*EXERCISE INSTRUCTIONS*
Return the records, each one exactly as written.

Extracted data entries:
══════════════════════════════

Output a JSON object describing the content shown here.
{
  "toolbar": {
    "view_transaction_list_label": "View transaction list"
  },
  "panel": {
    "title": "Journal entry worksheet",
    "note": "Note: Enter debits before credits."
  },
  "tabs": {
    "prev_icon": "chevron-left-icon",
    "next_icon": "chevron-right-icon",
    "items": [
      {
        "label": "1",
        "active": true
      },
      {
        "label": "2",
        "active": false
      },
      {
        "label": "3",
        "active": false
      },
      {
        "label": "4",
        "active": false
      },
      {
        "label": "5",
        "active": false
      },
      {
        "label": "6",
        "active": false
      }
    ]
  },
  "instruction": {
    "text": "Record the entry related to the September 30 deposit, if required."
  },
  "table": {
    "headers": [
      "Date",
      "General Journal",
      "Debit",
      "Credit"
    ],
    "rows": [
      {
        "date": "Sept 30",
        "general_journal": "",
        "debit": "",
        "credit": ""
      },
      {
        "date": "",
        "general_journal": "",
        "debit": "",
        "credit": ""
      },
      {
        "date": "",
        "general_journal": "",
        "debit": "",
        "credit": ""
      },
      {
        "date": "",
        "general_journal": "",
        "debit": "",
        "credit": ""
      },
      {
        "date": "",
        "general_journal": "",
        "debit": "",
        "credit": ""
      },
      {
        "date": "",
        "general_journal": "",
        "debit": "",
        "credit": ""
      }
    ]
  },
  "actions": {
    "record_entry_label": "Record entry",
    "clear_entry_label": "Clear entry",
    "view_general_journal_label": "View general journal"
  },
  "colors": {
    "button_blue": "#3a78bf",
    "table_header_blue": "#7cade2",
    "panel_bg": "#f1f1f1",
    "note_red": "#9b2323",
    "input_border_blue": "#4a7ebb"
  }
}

══════════════════════════════

*RESULT OF THIS TASK*
Output a JSON object describing the content shown here.
{
  "toolbar": {
    "view_transaction_list_label": "View transaction list"
  },
  "panel": {
    "title": "Journal entry worksheet",
    "note": "Note: Enter debits before credits."
  },
  "tabs": {
    "prev_icon": "chevron-left-icon",
    "next_icon": "chevron-right-icon",
    "items": [
      {
        "label": "1",
        "active": true
      },
      {
        "label": "2",
        "active": false
      },
      {
        "label": "3",
        "active": false
      },
      {
        "label": "4",
        "active": false
      },
      {
        "label": "5",
        "active": false
      },
      {
        "label": "6",
        "active": false
      }
    ]
  },
  "instruction": {
    "text": "Record the entry related to the September 30 deposit, if required."
  },
  "table": {
    "headers": [
      "Date",
      "General Journal",
      "Debit",
      "Credit"
    ],
    "rows": [
      {
        "date": "Sept 30",
        "general_journal": "",
        "debit": "",
        "credit": ""
      },
      {
        "date": "",
        "general_journal": "",
        "debit": "",
        "credit": ""
      },
      {
        "date": "",
        "general_journal": "",
        "debit": "",
        "credit": ""
      },
      {
        "date": "",
        "general_journal": "",
        "debit": "",
        "credit": ""
      },
      {
        "date": "",
        "general_journal": "",
        "debit": "",
        "credit": ""
      },
      {
        "date": "",
        "general_journal": "",
        "debit": "",
        "credit": ""
      }
    ]
  },
  "actions": {
    "record_entry_label": "Record entry",
    "clear_entry_label": "Clear entry",
    "view_general_journal_label": "View general journal"
  },
  "colors": {
    "button_blue": "#3a78bf",
    "table_header_blue": "#7cade2",
    "panel_bg": "#f1f1f1",
    "note_red": "#9b2323",
    "input_border_blue": "#4a7ebb"
  }
}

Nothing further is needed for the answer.